TEXTO PROPORCIONADO:
::::

Siempre es muy difícil definirse a uno mismo, y con tres palabras aún más, pero yo creo que me veo como una persona apasionada, entusiasta y comprometida con las cosas que hago.
Vienes de una familia de artistas: tu padre y tu hermano eran pintores, así que el arte siempre ha estado presente en tu vida. ¿Cómo empezaste tú en este mundo? ¿Alguna vez sentiste presión por seguir esa línea familiar?
Creo que mi relación con la pintura nació de una forma muy natural, casi inevitable. Como dices, vengo de una familia muy vinculada al arte, mi padre era pintor y mi hermano Miguel Ángel también lo es, así que desde muy pequeño he crecido rodeado de lienzos, olor a aguarrás, pinceles y ese ambiente creativo que te acaba marcando sin que te des cuenta. Podría decir que he mamado el arte desde que tengo uso de razón, ya que ha formado parte de lo cotidiano en mi casa. Sin embargo, el verdadero punto de inflexión creo que fue con la muerte de mi padre cuando yo tenía apenas ocho años. Fue como si su legado me perteneciera de una manera directa y a los diez años ya tenía clarísimo que quería estudiar Bellas Artes y dedicarme a ser pintor.
He tenido y sigo teniendo la suerte de contar con un apoyo familiar enorme, especialmente el de mi madre, que siempre me ha animado a que me dedicara a la pintura. Me llevó a academias de dibujo y pintura desde muy pequeño. Recuerdo con especial cariño los años que estuve yendo a la academia de dibujo y pintura Barreira. Así que sí, puede que haya habido una cierta herencia familiar, pero nunca la viví como una presión, sino como un legado natural que he asumido con entusiasmo. Pintar no ha sido nunca algo impuesto, sino algo que me ha nacido de manera muy profunda y sincera.
Hablemos de las señoras, porque están por todo tu Instagram y son las protagonistas de tus obras. Las vemos en series como Señoras o en tu nueva exposición ¿Qué tienen que te atrapa tanto?
Creo que lo que me atrae de estas señoras tiene que ver, sobre todo, con la cercanía. Son figuras que están presentes desde mi infancia: mi madre, mi abuela, mis tías. Mujeres fuertes, con carácter, que representaban el matriarcado cotidiano, la resiliencia silenciosa y también una enorme capacidad de cuidar y sostener a la familia. Recuerdo pasar muchas tardes con mi abuela y sus amigas sentados en la puerta de casa, tomando el fresco y hablando de la vida. Me acuerdo de aquellas conversaciones interminables, algunas banales, otras más profundas, pero siempre llenas de vida y de memoria. Me fascinaba cómo hablaban del paso del tiempo, de los hijos, de la familia, de la vida misma.

::::

ACCIONES A REALIZAR:
#1 Cita textualmente el fragmento de la entrevista que comienza en "Siempre es muy" y termina en "cosas que hago.".
#2 Según la entrevista, ¿cómo se llamaba la academia de dibujo y pintura que se recuerda con especial cariño?
#3 Por favor, prosigue la entrevista desde el punto en que se interrumpe.

::::

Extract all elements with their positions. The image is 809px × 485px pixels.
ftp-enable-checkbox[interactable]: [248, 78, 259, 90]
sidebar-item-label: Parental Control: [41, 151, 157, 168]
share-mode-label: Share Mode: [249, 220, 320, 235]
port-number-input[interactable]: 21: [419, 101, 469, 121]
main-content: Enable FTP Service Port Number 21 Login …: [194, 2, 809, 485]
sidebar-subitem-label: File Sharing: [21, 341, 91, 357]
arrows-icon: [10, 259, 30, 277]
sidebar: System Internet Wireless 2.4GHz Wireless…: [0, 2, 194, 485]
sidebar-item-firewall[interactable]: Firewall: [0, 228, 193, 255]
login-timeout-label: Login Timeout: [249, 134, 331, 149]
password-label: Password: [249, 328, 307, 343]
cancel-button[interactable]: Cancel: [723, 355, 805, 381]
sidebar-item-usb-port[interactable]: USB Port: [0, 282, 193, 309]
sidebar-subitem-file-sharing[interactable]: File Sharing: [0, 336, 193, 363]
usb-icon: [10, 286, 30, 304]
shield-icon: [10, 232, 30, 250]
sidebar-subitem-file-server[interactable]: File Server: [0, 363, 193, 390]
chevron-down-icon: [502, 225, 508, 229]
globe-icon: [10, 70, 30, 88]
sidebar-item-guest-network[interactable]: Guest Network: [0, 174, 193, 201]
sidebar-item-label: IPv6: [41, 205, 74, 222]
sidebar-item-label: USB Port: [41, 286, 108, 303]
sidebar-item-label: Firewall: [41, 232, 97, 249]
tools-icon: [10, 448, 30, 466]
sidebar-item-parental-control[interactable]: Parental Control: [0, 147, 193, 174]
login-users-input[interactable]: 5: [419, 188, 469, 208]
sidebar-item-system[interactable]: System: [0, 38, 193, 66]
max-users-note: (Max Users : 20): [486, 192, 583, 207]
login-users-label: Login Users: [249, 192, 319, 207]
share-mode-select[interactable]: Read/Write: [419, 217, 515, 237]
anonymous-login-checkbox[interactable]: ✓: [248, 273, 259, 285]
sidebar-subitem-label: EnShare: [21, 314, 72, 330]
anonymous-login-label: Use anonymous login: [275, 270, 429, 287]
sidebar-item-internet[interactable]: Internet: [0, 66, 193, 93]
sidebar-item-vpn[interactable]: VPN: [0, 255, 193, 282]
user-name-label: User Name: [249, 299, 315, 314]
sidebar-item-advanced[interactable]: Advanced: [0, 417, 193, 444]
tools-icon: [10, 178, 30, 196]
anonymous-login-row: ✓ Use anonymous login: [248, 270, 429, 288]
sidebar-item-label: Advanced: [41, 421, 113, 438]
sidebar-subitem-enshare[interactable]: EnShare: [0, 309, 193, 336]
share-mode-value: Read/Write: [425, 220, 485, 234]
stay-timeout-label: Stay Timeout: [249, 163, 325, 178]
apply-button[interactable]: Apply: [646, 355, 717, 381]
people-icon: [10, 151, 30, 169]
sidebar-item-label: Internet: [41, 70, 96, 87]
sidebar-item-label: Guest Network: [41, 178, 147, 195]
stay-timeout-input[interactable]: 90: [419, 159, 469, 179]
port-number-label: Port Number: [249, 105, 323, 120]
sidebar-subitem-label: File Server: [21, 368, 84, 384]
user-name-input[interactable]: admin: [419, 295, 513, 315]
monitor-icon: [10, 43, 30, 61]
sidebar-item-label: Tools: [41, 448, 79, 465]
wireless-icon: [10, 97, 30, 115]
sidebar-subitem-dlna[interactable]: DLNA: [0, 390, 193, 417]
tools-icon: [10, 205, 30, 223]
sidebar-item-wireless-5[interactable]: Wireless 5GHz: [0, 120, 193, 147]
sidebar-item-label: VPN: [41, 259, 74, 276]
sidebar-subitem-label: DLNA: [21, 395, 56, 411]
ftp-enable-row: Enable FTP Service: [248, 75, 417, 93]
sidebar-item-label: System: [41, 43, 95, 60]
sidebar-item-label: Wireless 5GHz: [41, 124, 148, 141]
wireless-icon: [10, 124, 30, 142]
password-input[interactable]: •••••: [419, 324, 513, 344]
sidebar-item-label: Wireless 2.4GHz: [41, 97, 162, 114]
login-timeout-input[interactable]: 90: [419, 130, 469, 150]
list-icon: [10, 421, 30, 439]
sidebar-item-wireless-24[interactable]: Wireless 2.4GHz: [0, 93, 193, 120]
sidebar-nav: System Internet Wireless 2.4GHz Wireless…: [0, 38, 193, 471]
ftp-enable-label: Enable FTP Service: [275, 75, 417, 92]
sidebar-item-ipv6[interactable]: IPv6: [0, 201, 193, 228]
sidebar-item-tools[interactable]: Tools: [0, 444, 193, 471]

::::

RESPUESTAS POR TAREA:
#1
Siempre es muy difícil definirse a uno mismo, y con tres palabras aún más, pero yo creo que me veo como una persona apasionada, entusiasta y comprometida con las cosas que hago.

#2 Barreira.

#3
Mi abuela fue modista, una mujer de origen humilde pero con una elegancia natural que siempre me ha inspirado. Su forma de estar en el mundo, con su ropa siempre perfecta, sus joyas, su peinado, me enseñó que la elegancia no tiene que ver con el lujo sino con la dignidad y la actitud. Creo que ahí nace mi interés por lo estético, por lo ornamental, por esa belleza que se convierte casi en una forma de resistencia. Estas señoras que pinto son, en el fondo, una extensión de mi memoria emocional. Me interesa cómo lo decorativo, lo exagerado o lo brillante puede ser también una forma de empoderamiento, una armadura frente al tiempo y las dificultades.
“Me interesa cómo lo decorativo, lo exagerado o lo brillante puede ser también una forma de empoderamiento, una armadura frente al tiempo y las dificultades.”
Tus figuras recurrentes funcionan como símbolos de memoria familiar y social. ¿Cómo eliges los detalles de cada personaje para que cuenten una historia?
Creo que cada obra nace de una necesidad intrínseca de contar algo, y los detalles de mis personajes surgen siempre pensando en la narrativa que quiero construir. Cada elemento tiene un propósito: los bolsos grandes, las joyas, los peinados, o los objetos no son meros adornos, sino pistas visuales que hablan de memoria, identidad y experiencia.
Por ejemplo, en Si todo fuera de terciopelo he seleccionado cuidadosamente cada objeto para generar esa sensación de cercanía y reconocimiento que remita a las cosas de nuestras madres o abuelas, a esos pequeños signos de cuidado y personalidad que forman parte de nuestra memoria colectiva. Para mí, cada detalle funciona como un fragmento de historia. Todo está pensado: la posición de los objetos, su tamaño, su relación con la figura. Nada aparece por azar, y cada elemento contribuye a que la obra comunique lo que quiero transmitir: la dignidad, la resiliencia, contada a través de lo cotidiano y lo familiar.
Hablas de descubrir lo sublime en lo cotidiano y rescatas escenas del imaginario colectivo. ¿Qué papel juega lo que viste de niño, lo que veías en tu casa o la de tus familiares?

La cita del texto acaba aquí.